_Supplied material_
---
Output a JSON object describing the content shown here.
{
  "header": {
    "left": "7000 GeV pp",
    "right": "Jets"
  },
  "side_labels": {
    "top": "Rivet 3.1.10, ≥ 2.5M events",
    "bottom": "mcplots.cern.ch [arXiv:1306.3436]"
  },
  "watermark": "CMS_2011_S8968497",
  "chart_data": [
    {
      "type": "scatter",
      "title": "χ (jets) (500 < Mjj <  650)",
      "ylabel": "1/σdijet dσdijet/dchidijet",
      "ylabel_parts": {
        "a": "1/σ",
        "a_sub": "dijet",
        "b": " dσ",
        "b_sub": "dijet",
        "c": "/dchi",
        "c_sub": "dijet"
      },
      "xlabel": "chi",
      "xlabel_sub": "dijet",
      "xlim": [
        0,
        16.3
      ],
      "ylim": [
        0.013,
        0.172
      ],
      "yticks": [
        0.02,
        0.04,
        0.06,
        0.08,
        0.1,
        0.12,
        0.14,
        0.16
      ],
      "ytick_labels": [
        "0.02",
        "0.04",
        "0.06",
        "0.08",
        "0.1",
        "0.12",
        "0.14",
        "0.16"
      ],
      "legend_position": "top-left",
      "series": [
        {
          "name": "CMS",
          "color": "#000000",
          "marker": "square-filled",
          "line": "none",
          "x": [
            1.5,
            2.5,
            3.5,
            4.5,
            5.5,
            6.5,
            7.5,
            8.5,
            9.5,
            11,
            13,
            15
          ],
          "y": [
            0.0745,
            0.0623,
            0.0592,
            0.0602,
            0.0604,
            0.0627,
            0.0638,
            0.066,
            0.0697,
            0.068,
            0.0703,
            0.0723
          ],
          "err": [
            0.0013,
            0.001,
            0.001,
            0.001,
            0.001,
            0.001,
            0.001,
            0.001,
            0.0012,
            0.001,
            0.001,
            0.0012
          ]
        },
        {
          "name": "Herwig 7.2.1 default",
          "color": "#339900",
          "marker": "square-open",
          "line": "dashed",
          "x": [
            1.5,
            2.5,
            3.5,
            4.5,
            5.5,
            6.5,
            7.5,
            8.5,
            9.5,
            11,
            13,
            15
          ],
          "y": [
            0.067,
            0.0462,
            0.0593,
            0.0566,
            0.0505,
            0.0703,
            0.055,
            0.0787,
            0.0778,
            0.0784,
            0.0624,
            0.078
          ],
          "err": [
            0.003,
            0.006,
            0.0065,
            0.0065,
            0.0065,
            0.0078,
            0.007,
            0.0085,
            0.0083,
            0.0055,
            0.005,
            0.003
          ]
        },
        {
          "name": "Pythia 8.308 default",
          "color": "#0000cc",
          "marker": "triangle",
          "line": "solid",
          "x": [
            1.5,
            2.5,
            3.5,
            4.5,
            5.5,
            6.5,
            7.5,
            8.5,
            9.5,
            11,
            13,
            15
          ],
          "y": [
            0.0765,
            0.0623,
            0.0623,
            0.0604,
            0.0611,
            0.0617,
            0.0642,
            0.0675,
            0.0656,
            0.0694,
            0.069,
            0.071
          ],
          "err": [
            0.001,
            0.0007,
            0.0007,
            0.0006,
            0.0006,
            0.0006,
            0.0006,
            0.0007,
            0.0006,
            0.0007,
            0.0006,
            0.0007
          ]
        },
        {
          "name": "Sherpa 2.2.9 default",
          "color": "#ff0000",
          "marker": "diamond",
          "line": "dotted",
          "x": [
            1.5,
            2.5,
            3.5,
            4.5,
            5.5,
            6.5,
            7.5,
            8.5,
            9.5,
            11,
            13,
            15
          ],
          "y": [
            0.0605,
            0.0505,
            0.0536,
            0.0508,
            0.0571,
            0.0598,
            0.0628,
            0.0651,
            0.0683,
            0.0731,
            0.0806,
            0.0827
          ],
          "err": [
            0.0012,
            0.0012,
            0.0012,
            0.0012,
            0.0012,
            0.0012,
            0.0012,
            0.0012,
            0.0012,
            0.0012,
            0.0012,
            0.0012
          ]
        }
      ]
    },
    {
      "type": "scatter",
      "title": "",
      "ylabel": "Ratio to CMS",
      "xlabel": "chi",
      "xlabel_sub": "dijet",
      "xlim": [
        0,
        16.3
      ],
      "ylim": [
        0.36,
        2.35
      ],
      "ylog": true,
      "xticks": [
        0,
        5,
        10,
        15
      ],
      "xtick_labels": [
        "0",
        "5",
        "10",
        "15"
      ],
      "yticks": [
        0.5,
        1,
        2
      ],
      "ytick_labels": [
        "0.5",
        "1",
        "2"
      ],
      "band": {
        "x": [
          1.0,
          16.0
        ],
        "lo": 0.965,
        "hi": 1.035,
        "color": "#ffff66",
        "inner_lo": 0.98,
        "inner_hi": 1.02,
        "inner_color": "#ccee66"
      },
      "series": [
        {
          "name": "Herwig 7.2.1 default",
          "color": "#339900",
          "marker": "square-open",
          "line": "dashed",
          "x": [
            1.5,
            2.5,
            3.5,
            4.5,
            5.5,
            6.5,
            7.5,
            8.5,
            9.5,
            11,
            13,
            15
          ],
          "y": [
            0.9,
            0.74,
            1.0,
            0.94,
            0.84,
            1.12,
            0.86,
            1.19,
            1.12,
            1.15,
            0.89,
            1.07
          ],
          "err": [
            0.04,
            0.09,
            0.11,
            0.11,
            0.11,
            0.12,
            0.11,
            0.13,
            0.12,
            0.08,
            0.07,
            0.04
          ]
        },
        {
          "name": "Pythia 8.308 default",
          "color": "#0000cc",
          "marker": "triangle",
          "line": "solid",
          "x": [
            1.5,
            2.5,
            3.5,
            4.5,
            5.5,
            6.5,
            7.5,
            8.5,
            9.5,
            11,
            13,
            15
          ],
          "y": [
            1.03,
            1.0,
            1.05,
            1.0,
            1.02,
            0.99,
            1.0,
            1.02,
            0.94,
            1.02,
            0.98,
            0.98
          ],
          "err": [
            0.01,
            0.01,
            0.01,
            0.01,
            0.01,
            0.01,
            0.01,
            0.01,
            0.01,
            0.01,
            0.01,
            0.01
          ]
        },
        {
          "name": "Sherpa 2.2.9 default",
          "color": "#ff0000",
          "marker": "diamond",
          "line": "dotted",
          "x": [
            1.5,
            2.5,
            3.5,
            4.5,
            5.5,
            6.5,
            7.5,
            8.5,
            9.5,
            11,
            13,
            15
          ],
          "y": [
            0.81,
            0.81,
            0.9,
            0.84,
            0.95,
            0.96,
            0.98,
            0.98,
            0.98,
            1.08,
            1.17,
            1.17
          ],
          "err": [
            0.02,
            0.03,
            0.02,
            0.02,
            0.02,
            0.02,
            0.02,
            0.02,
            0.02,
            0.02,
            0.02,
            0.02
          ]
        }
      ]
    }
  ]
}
---
_What you need to do_
Repeat the data in its entirety, character for character.

_Reply to the task_
Output a JSON object describing the content shown here.
{
  "header": {
    "left": "7000 GeV pp",
    "right": "Jets"
  },
  "side_labels": {
    "top": "Rivet 3.1.10, ≥ 2.5M events",
    "bottom": "mcplots.cern.ch [arXiv:1306.3436]"
  },
  "watermark": "CMS_2011_S8968497",
  "chart_data": [
    {
      "type": "scatter",
      "title": "χ (jets) (500 < Mjj <  650)",
      "ylabel": "1/σdijet dσdijet/dchidijet",
      "ylabel_parts": {
        "a": "1/σ",
        "a_sub": "dijet",
        "b": " dσ",
        "b_sub": "dijet",
        "c": "/dchi",
        "c_sub": "dijet"
      },
      "xlabel": "chi",
      "xlabel_sub": "dijet",
      "xlim": [
        0,
        16.3
      ],
      "ylim": [
        0.013,
        0.172
      ],
      "yticks": [
        0.02,
        0.04,
        0.06,
        0.08,
        0.1,
        0.12,
        0.14,
        0.16
      ],
      "ytick_labels": [
        "0.02",
        "0.04",
        "0.06",
        "0.08",
        "0.1",
        "0.12",
        "0.14",
        "0.16"
      ],
      "legend_position": "top-left",
      "series": [
        {
          "name": "CMS",
          "color": "#000000",
          "marker": "square-filled",
          "line": "none",
          "x": [
            1.5,
            2.5,
            3.5,
            4.5,
            5.5,
            6.5,
            7.5,
            8.5,
            9.5,
            11,
            13,
            15
          ],
          "y": [
            0.0745,
            0.0623,
            0.0592,
            0.0602,
            0.0604,
            0.0627,
            0.0638,
            0.066,
            0.0697,
            0.068,
            0.0703,
            0.0723
          ],
          "err": [
            0.0013,
            0.001,
            0.001,
            0.001,
            0.001,
            0.001,
            0.001,
            0.001,
            0.0012,
            0.001,
            0.001,
            0.0012
          ]
        },
        {
          "name": "Herwig 7.2.1 default",
          "color": "#339900",
          "marker": "square-open",
          "line": "dashed",
          "x": [
            1.5,
            2.5,
            3.5,
            4.5,
            5.5,
            6.5,
            7.5,
            8.5,
            9.5,
            11,
            13,
            15
          ],
          "y": [
            0.067,
            0.0462,
            0.0593,
            0.0566,
            0.0505,
            0.0703,
            0.055,
            0.0787,
            0.0778,
            0.0784,
            0.0624,
            0.078
          ],
          "err": [
            0.003,
            0.006,
            0.0065,
            0.0065,
            0.0065,
            0.0078,
            0.007,
            0.0085,
            0.0083,
            0.0055,
            0.005,
            0.003
          ]
        },
        {
          "name": "Pythia 8.308 default",
          "color": "#0000cc",
          "marker": "triangle",
          "line": "solid",
          "x": [
            1.5,
            2.5,
            3.5,
            4.5,
            5.5,
            6.5,
            7.5,
            8.5,
            9.5,
            11,
            13,
            15
          ],
          "y": [
            0.0765,
            0.0623,
            0.0623,
            0.0604,
            0.0611,
            0.0617,
            0.0642,
            0.0675,
            0.0656,
            0.0694,
            0.069,
            0.071
          ],
          "err": [
            0.001,
            0.0007,
            0.0007,
            0.0006,
            0.0006,
            0.0006,
            0.0006,
            0.0007,
            0.0006,
            0.0007,
            0.0006,
            0.0007
          ]
        },
        {
          "name": "Sherpa 2.2.9 default",
          "color": "#ff0000",
          "marker": "diamond",
          "line": "dotted",
          "x": [
            1.5,
            2.5,
            3.5,
            4.5,
            5.5,
            6.5,
            7.5,
            8.5,
            9.5,
            11,
            13,
            15
          ],
          "y": [
            0.0605,
            0.0505,
            0.0536,
            0.0508,
            0.0571,
            0.0598,
            0.0628,
            0.0651,
            0.0683,
            0.0731,
            0.0806,
            0.0827
          ],
          "err": [
            0.0012,
            0.0012,
            0.0012,
            0.0012,
            0.0012,
            0.0012,
            0.0012,
            0.0012,
            0.0012,
            0.0012,
            0.0012,
            0.0012
          ]
        }
      ]
    },
    {
      "type": "scatter",
      "title": "",
      "ylabel": "Ratio to CMS",
      "xlabel": "chi",
      "xlabel_sub": "dijet",
      "xlim": [
        0,
        16.3
      ],
      "ylim": [
        0.36,
        2.35
      ],
      "ylog": true,
      "xticks": [
        0,
        5,
        10,
        15
      ],
      "xtick_labels": [
        "0",
        "5",
        "10",
        "15"
      ],
      "yticks": [
        0.5,
        1,
        2
      ],
      "ytick_labels": [
        "0.5",
        "1",
        "2"
      ],
      "band": {
        "x": [
          1.0,
          16.0
        ],
        "lo": 0.965,
        "hi": 1.035,
        "color": "#ffff66",
        "inner_lo": 0.98,
        "inner_hi": 1.02,
        "inner_color": "#ccee66"
      },
      "series": [
        {
          "name": "Herwig 7.2.1 default",
          "color": "#339900",
          "marker": "square-open",
          "line": "dashed",
          "x": [
            1.5,
            2.5,
            3.5,
            4.5,
            5.5,
            6.5,
            7.5,
            8.5,
            9.5,
            11,
            13,
            15
          ],
          "y": [
            0.9,
            0.74,
            1.0,
            0.94,
            0.84,
            1.12,
            0.86,
            1.19,
            1.12,
            1.15,
            0.89,
            1.07
          ],
          "err": [
            0.04,
            0.09,
            0.11,
            0.11,
            0.11,
            0.12,
            0.11,
            0.13,
            0.12,
            0.08,
            0.07,
            0.04
          ]
        },
        {
          "name": "Pythia 8.308 default",
          "color": "#0000cc",
          "marker": "triangle",
          "line": "solid",
          "x": [
            1.5,
            2.5,
            3.5,
            4.5,
            5.5,
            6.5,
            7.5,
            8.5,
            9.5,
            11,
            13,
            15
          ],
          "y": [
            1.03,
            1.0,
            1.05,
            1.0,
            1.02,
            0.99,
            1.0,
            1.02,
            0.94,
            1.02,
            0.98,
            0.98
          ],
          "err": [
            0.01,
            0.01,
            0.01,
            0.01,
            0.01,
            0.01,
            0.01,
            0.01,
            0.01,
            0.01,
            0.01,
            0.01
          ]
        },
        {
          "name": "Sherpa 2.2.9 default",
          "color": "#ff0000",
          "marker": "diamond",
          "line": "dotted",
          "x": [
            1.5,
            2.5,
            3.5,
            4.5,
            5.5,
            6.5,
            7.5,
            8.5,
            9.5,
            11,
            13,
            15
          ],
          "y": [
            0.81,
            0.81,
            0.9,
            0.84,
            0.95,
            0.96,
            0.98,
            0.98,
            0.98,
            1.08,
            1.17,
            1.17
          ],
          "err": [
            0.02,
            0.03,
            0.02,
            0.02,
            0.02,
            0.02,
            0.02,
            0.02,
            0.02,
            0.02,
            0.02,
            0.02
          ]
        }
      ]
    }
  ]
}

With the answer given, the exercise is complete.